■ **Stated exercise**: Output all of the entries below precisely as written.

■ **Data in this exercise**:
>> Begin

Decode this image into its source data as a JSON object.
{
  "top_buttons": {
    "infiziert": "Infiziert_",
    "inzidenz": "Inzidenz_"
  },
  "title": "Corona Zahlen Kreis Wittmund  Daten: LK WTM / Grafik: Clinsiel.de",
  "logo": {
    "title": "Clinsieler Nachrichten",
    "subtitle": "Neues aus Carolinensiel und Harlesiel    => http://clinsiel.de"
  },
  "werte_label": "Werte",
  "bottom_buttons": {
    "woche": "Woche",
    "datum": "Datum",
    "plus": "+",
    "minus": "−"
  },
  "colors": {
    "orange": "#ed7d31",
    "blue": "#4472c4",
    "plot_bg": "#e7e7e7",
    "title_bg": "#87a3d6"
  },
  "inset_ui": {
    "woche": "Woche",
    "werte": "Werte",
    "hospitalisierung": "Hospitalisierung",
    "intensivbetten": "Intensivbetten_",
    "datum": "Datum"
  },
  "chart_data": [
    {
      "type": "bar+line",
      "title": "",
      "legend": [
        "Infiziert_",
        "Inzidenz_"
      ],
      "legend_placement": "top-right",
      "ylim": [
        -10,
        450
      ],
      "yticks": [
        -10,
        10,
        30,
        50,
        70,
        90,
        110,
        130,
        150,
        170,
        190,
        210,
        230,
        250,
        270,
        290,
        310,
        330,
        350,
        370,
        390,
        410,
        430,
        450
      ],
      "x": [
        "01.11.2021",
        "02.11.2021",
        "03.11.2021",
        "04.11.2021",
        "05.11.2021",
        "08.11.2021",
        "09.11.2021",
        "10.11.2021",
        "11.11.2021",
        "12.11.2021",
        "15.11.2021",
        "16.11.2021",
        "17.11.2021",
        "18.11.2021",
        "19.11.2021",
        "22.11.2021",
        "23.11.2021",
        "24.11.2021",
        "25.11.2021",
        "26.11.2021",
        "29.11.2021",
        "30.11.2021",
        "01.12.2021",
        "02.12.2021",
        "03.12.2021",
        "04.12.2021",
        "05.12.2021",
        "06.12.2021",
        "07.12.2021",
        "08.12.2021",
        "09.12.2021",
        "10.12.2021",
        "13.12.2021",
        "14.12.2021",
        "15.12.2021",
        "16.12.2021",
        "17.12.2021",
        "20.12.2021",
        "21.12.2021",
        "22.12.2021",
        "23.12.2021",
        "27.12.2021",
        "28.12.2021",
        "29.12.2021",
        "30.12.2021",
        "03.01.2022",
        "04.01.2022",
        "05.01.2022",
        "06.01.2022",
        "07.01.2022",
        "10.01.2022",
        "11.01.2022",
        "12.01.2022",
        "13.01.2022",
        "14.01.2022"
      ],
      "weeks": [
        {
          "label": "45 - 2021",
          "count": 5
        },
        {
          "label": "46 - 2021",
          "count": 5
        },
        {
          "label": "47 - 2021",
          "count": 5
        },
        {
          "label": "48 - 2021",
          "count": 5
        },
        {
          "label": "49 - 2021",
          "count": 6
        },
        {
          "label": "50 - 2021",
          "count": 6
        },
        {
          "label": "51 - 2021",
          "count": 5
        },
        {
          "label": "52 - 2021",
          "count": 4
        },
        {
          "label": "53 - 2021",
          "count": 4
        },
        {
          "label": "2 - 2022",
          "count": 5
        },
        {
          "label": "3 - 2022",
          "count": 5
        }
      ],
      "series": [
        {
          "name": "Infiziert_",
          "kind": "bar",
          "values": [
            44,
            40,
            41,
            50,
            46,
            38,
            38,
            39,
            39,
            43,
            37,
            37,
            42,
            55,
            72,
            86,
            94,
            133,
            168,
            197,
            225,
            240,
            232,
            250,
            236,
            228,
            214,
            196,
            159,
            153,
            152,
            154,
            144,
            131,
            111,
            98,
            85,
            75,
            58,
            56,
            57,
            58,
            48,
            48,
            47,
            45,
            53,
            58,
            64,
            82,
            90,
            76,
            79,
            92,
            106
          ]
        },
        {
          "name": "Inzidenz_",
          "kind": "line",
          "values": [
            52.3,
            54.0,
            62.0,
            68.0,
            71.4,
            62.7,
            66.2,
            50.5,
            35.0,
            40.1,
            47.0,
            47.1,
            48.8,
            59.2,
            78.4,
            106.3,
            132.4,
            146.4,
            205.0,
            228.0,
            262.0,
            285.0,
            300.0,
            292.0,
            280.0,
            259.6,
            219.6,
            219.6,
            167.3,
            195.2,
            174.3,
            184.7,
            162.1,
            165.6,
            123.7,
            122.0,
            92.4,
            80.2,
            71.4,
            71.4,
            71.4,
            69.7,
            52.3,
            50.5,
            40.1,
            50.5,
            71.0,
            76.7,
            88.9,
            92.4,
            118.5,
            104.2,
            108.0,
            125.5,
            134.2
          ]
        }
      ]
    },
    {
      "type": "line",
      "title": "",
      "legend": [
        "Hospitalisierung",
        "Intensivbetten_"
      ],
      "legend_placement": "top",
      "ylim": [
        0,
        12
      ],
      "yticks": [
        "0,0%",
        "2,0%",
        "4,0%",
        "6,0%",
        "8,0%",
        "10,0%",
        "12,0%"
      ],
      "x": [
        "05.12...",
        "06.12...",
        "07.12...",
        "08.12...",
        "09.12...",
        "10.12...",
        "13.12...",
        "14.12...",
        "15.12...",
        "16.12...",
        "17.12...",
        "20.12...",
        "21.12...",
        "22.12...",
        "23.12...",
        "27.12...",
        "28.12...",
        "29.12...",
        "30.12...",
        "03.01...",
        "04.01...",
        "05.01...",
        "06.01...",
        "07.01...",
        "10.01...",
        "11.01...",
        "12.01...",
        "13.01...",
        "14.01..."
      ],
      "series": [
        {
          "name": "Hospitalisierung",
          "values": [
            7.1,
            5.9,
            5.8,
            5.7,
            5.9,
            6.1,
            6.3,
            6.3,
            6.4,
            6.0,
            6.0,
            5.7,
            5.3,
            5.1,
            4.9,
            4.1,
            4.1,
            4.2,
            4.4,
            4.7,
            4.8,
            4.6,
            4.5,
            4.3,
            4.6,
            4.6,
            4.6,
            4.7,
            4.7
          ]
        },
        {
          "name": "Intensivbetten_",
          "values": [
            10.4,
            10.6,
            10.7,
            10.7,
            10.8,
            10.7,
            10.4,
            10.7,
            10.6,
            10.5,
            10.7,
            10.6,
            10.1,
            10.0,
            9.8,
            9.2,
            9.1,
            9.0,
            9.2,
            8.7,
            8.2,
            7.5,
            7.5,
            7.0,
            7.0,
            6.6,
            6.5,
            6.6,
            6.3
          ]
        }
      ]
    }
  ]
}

>> End

■ **The answer**:
Decode this image into its source data as a JSON object.
{
  "top_buttons": {
    "infiziert": "Infiziert_",
    "inzidenz": "Inzidenz_"
  },
  "title": "Corona Zahlen Kreis Wittmund  Daten: LK WTM / Grafik: Clinsiel.de",
  "logo": {
    "title": "Clinsieler Nachrichten",
    "subtitle": "Neues aus Carolinensiel und Harlesiel    => http://clinsiel.de"
  },
  "werte_label": "Werte",
  "bottom_buttons": {
    "woche": "Woche",
    "datum": "Datum",
    "plus": "+",
    "minus": "−"
  },
  "colors": {
    "orange": "#ed7d31",
    "blue": "#4472c4",
    "plot_bg": "#e7e7e7",
    "title_bg": "#87a3d6"
  },
  "inset_ui": {
    "woche": "Woche",
    "werte": "Werte",
    "hospitalisierung": "Hospitalisierung",
    "intensivbetten": "Intensivbetten_",
    "datum": "Datum"
  },
  "chart_data": [
    {
      "type": "bar+line",
      "title": "",
      "legend": [
        "Infiziert_",
        "Inzidenz_"
      ],
      "legend_placement": "top-right",
      "ylim": [
        -10,
        450
      ],
      "yticks": [
        -10,
        10,
        30,
        50,
        70,
        90,
        110,
        130,
        150,
        170,
        190,
        210,
        230,
        250,
        270,
        290,
        310,
        330,
        350,
        370,
        390,
        410,
        430,
        450
      ],
      "x": [
        "01.11.2021",
        "02.11.2021",
        "03.11.2021",
        "04.11.2021",
        "05.11.2021",
        "08.11.2021",
        "09.11.2021",
        "10.11.2021",
        "11.11.2021",
        "12.11.2021",
        "15.11.2021",
        "16.11.2021",
        "17.11.2021",
        "18.11.2021",
        "19.11.2021",
        "22.11.2021",
        "23.11.2021",
        "24.11.2021",
        "25.11.2021",
        "26.11.2021",
        "29.11.2021",
        "30.11.2021",
        "01.12.2021",
        "02.12.2021",
        "03.12.2021",
        "04.12.2021",
        "05.12.2021",
        "06.12.2021",
        "07.12.2021",
        "08.12.2021",
        "09.12.2021",
        "10.12.2021",
        "13.12.2021",
        "14.12.2021",
        "15.12.2021",
        "16.12.2021",
        "17.12.2021",
        "20.12.2021",
        "21.12.2021",
        "22.12.2021",
        "23.12.2021",
        "27.12.2021",
        "28.12.2021",
        "29.12.2021",
        "30.12.2021",
        "03.01.2022",
        "04.01.2022",
        "05.01.2022",
        "06.01.2022",
        "07.01.2022",
        "10.01.2022",
        "11.01.2022",
        "12.01.2022",
        "13.01.2022",
        "14.01.2022"
      ],
      "weeks": [
        {
          "label": "45 - 2021",
          "count": 5
        },
        {
          "label": "46 - 2021",
          "count": 5
        },
        {
          "label": "47 - 2021",
          "count": 5
        },
        {
          "label": "48 - 2021",
          "count": 5
        },
        {
          "label": "49 - 2021",
          "count": 6
        },
        {
          "label": "50 - 2021",
          "count": 6
        },
        {
          "label": "51 - 2021",
          "count": 5
        },
        {
          "label": "52 - 2021",
          "count": 4
        },
        {
          "label": "53 - 2021",
          "count": 4
        },
        {
          "label": "2 - 2022",
          "count": 5
        },
        {
          "label": "3 - 2022",
          "count": 5
        }
      ],
      "series": [
        {
          "name": "Infiziert_",
          "kind": "bar",
          "values": [
            44,
            40,
            41,
            50,
            46,
            38,
            38,
            39,
            39,
            43,
            37,
            37,
            42,
            55,
            72,
            86,
            94,
            133,
            168,
            197,
            225,
            240,
            232,
            250,
            236,
            228,
            214,
            196,
            159,
            153,
            152,
            154,
            144,
            131,
            111,
            98,
            85,
            75,
            58,
            56,
            57,
            58,
            48,
            48,
            47,
            45,
            53,
            58,
            64,
            82,
            90,
            76,
            79,
            92,
            106
          ]
        },
        {
          "name": "Inzidenz_",
          "kind": "line",
          "values": [
            52.3,
            54.0,
            62.0,
            68.0,
            71.4,
            62.7,
            66.2,
            50.5,
            35.0,
            40.1,
            47.0,
            47.1,
            48.8,
            59.2,
            78.4,
            106.3,
            132.4,
            146.4,
            205.0,
            228.0,
            262.0,
            285.0,
            300.0,
            292.0,
            280.0,
            259.6,
            219.6,
            219.6,
            167.3,
            195.2,
            174.3,
            184.7,
            162.1,
            165.6,
            123.7,
            122.0,
            92.4,
            80.2,
            71.4,
            71.4,
            71.4,
            69.7,
            52.3,
            50.5,
            40.1,
            50.5,
            71.0,
            76.7,
            88.9,
            92.4,
            118.5,
            104.2,
            108.0,
            125.5,
            134.2
          ]
        }
      ]
    },
    {
      "type": "line",
      "title": "",
      "legend": [
        "Hospitalisierung",
        "Intensivbetten_"
      ],
      "legend_placement": "top",
      "ylim": [
        0,
        12
      ],
      "yticks": [
        "0,0%",
        "2,0%",
        "4,0%",
        "6,0%",
        "8,0%",
        "10,0%",
        "12,0%"
      ],
      "x": [
        "05.12...",
        "06.12...",
        "07.12...",
        "08.12...",
        "09.12...",
        "10.12...",
        "13.12...",
        "14.12...",
        "15.12...",
        "16.12...",
        "17.12...",
        "20.12...",
        "21.12...",
        "22.12...",
        "23.12...",
        "27.12...",
        "28.12...",
        "29.12...",
        "30.12...",
        "03.01...",
        "04.01...",
        "05.01...",
        "06.01...",
        "07.01...",
        "10.01...",
        "11.01...",
        "12.01...",
        "13.01...",
        "14.01..."
      ],
      "series": [
        {
          "name": "Hospitalisierung",
          "values": [
            7.1,
            5.9,
            5.8,
            5.7,
            5.9,
            6.1,
            6.3,
            6.3,
            6.4,
            6.0,
            6.0,
            5.7,
            5.3,
            5.1,
            4.9,
            4.1,
            4.1,
            4.2,
            4.4,
            4.7,
            4.8,
            4.6,
            4.5,
            4.3,
            4.6,
            4.6,
            4.6,
            4.7,
            4.7
          ]
        },
        {
          "name": "Intensivbetten_",
          "values": [
            10.4,
            10.6,
            10.7,
            10.7,
            10.8,
            10.7,
            10.4,
            10.7,
            10.6,
            10.5,
            10.7,
            10.6,
            10.1,
            10.0,
            9.8,
            9.2,
            9.1,
            9.0,
            9.2,
            8.7,
            8.2,
            7.5,
            7.5,
            7.0,
            7.0,
            6.6,
            6.5,
            6.6,
            6.3
          ]
        }
      ]
    }
  ]
}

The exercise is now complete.